▶ What the task asks
Search the material for the string "identificato", then return every line where it is found.

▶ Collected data
>> begin
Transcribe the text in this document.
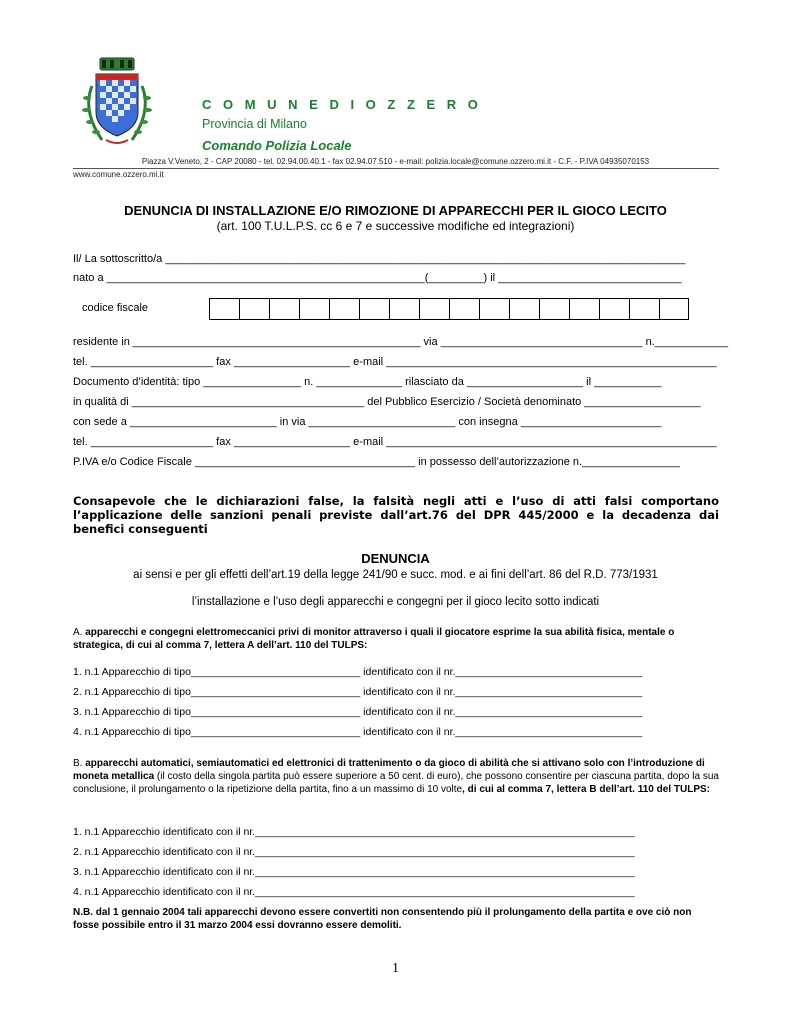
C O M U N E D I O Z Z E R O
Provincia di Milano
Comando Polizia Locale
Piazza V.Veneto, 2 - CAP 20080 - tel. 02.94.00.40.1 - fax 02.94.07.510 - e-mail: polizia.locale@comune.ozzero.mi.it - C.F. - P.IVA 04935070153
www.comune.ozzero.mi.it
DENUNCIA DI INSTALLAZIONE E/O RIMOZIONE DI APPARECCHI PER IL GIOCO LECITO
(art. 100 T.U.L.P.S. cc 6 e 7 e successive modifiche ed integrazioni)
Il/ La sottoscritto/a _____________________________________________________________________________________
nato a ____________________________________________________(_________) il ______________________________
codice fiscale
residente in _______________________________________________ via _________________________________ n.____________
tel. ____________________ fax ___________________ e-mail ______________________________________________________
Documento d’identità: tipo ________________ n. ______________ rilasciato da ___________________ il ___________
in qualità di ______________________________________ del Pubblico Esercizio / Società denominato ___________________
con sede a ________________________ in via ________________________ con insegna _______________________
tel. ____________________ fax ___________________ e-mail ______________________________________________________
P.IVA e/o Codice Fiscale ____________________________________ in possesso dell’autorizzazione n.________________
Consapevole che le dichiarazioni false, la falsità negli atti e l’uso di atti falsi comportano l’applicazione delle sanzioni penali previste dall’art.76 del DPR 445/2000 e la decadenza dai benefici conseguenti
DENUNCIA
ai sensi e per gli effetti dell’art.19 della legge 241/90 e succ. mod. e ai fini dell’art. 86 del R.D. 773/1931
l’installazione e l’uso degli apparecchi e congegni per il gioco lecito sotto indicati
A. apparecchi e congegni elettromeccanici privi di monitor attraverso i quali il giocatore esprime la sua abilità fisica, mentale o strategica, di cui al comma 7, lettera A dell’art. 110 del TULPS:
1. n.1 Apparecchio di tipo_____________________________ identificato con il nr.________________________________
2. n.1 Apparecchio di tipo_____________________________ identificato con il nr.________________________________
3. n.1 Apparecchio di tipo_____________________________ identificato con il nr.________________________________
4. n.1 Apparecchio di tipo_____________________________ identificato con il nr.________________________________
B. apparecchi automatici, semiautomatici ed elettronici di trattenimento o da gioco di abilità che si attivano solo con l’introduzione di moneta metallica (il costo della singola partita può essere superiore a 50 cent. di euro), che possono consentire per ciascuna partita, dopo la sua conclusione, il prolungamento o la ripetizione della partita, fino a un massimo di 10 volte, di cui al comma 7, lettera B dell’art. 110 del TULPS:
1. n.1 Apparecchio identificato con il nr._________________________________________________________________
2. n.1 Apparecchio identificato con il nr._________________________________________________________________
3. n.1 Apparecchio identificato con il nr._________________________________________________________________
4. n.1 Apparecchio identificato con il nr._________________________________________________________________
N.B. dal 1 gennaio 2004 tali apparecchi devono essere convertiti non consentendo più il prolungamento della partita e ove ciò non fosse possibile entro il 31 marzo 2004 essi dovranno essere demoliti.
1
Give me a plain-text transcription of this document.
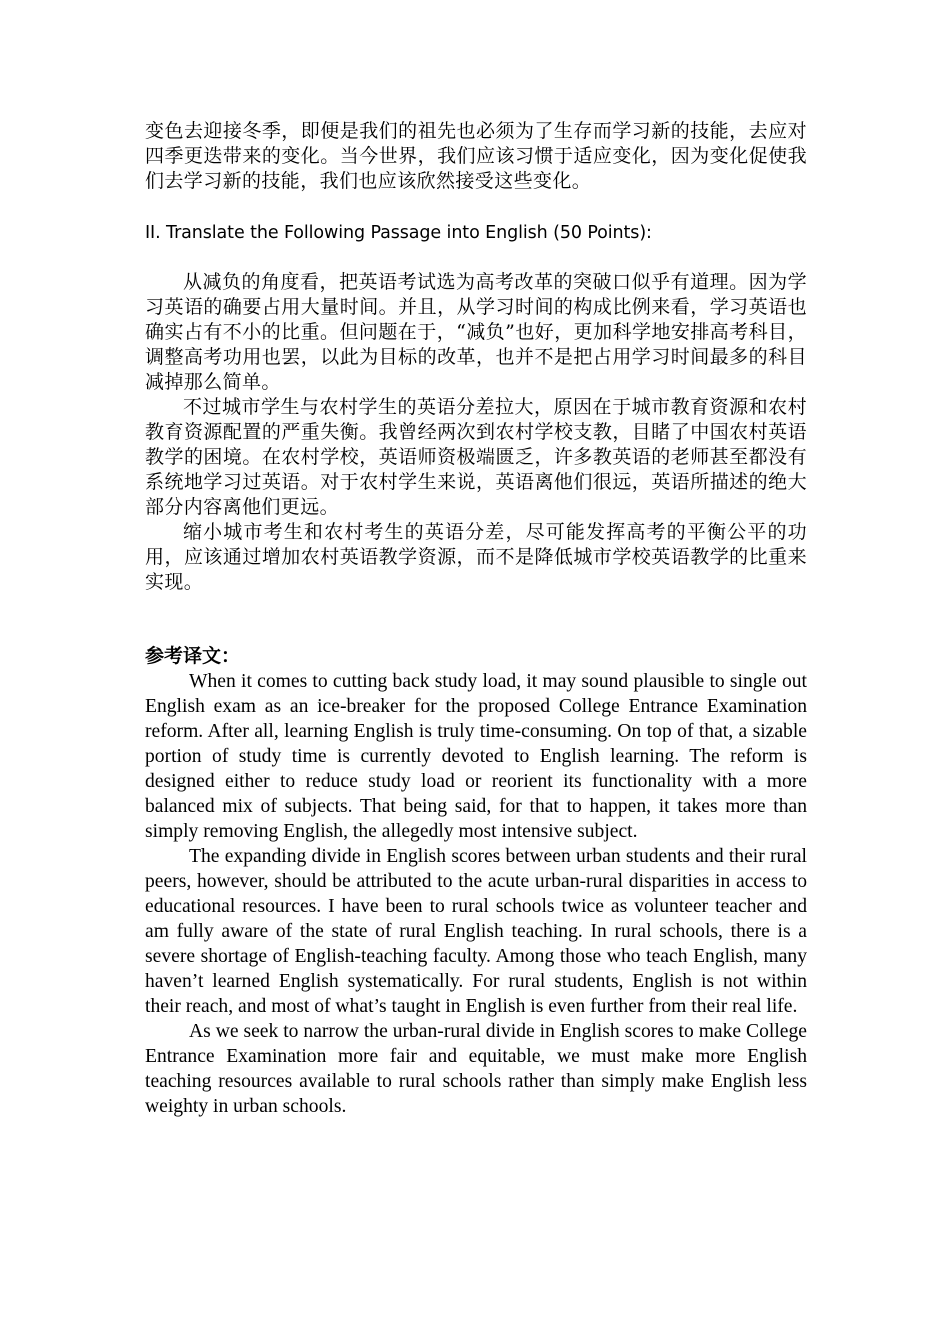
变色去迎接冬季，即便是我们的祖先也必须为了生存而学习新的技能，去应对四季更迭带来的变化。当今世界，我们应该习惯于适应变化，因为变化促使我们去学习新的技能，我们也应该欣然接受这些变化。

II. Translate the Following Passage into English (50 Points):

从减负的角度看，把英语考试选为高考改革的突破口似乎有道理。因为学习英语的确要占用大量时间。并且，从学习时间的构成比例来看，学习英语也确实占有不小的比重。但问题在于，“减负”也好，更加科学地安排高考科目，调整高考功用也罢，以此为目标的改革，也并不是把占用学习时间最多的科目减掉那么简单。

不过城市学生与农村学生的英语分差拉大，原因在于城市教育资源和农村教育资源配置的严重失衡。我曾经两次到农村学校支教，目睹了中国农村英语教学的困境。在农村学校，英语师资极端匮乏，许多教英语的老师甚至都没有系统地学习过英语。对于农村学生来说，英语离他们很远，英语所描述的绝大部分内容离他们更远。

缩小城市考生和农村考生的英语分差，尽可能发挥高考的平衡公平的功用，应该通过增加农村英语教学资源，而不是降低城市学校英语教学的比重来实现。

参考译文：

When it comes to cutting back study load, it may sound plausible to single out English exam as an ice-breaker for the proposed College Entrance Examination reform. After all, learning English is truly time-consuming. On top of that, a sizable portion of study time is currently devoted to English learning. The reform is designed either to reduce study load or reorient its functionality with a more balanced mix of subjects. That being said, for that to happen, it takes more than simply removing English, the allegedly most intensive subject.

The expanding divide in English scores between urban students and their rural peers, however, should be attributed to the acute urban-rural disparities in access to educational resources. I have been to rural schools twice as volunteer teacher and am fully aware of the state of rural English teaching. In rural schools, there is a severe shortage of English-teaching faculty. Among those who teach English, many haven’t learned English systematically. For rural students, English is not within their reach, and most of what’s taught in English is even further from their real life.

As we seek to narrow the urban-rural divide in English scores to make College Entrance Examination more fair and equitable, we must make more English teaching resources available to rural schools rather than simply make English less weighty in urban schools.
>> end
▶ Answer for the task
1. n.1 Apparecchio di tipo_____________________________ identificato con il nr.________________________________
2. n.1 Apparecchio di tipo_____________________________ identificato con il nr.________________________________
3. n.1 Apparecchio di tipo_____________________________ identificato con il nr.________________________________
4. n.1 Apparecchio di tipo_____________________________ identificato con il nr.________________________________
1. n.1 Apparecchio identificato con il nr._________________________________________________________________
2. n.1 Apparecchio identificato con il nr._________________________________________________________________
3. n.1 Apparecchio identificato con il nr._________________________________________________________________
4. n.1 Apparecchio identificato con il nr._________________________________________________________________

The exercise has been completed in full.